++++ INPUT
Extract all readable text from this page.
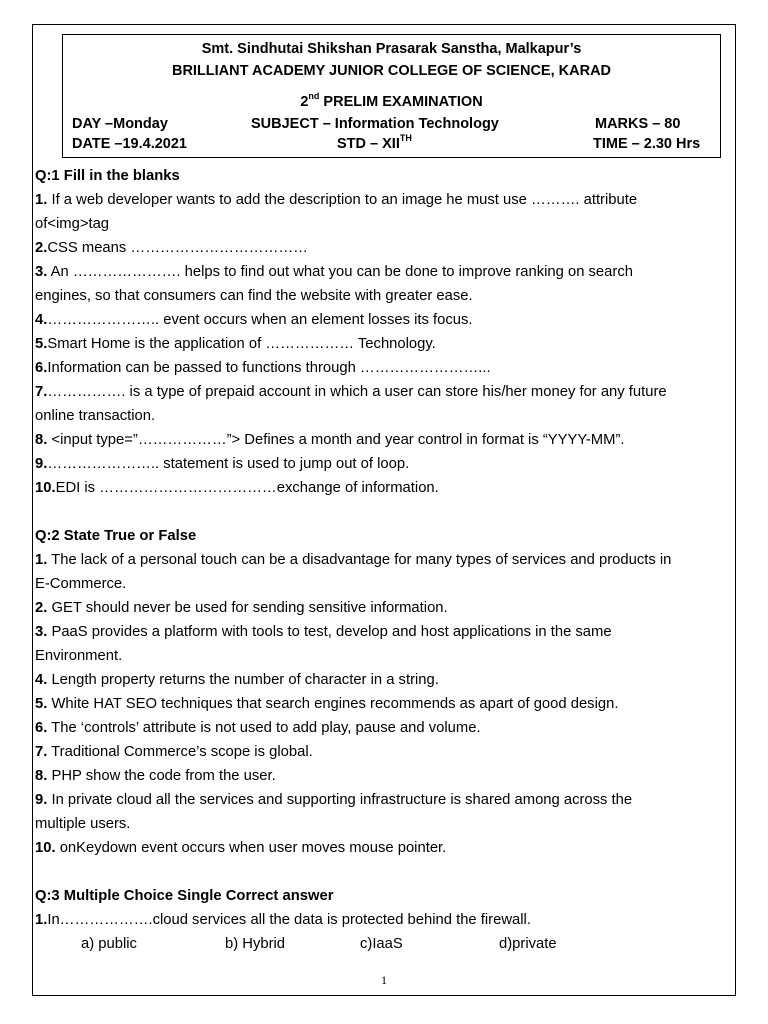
Smt. Sindhutai Shikshan Prasarak Sanstha, Malkapur’s
BRILLIANT ACADEMY JUNIOR COLLEGE OF SCIENCE, KARAD
2nd PRELIM EXAMINATION
DAY –Monday	SUBJECT – Information Technology	MARKS – 80
DATE –19.4.2021	STD – XIITH	TIME – 2.30 Hrs
Q:1 Fill in the blanks
1. If a web developer wants to add the description to an image he must use ………. attribute
of<img>tag
2.CSS means ………………………………
3. An …………………. helps to find out what you can be done to improve ranking on search
engines, so that consumers can find the website with greater ease.
4.………………….. event occurs when an element losses its focus.
5.Smart Home is the application of ……………… Technology.
6.Information can be passed to functions through ……………………...
7.……………. is a type of prepaid account in which a user can store his/her money for any future
online transaction.
8. <input type=”………………”> Defines a month and year control in format is “YYYY-MM”.
9.………………….. statement is used to jump out of loop.
10.EDI is ………………………………exchange of information.
Q:2 State True or False
1. The lack of a personal touch can be a disadvantage for many types of services and products in
E-Commerce.
2. GET should never be used for sending sensitive information.
3. PaaS provides a platform with tools to test, develop and host applications in the same
Environment.
4. Length property returns the number of character in a string.
5. White HAT SEO techniques that search engines recommends as apart of good design.
6. The ‘controls’ attribute is not used to add play, pause and volume.
7. Traditional Commerce’s scope is global.
8. PHP show the code from the user.
9. In private cloud all the services and supporting infrastructure is shared among across the
multiple users.
10. onKeydown event occurs when user moves mouse pointer.
Q:3 Multiple Choice Single Correct answer
1.In……………….cloud services all the data is protected behind the firewall.
a) public	b) Hybrid	c)IaaS	d)private
1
++++++++
AIM OF THE TASK —
Look above for every line with the word "services" and copy it.

REPLY —
1. The lack of a personal touch can be a disadvantage for many types of services and products in
9. In private cloud all the services and supporting infrastructure is shared among across the
1.In……………….cloud services all the data is protected behind the firewall.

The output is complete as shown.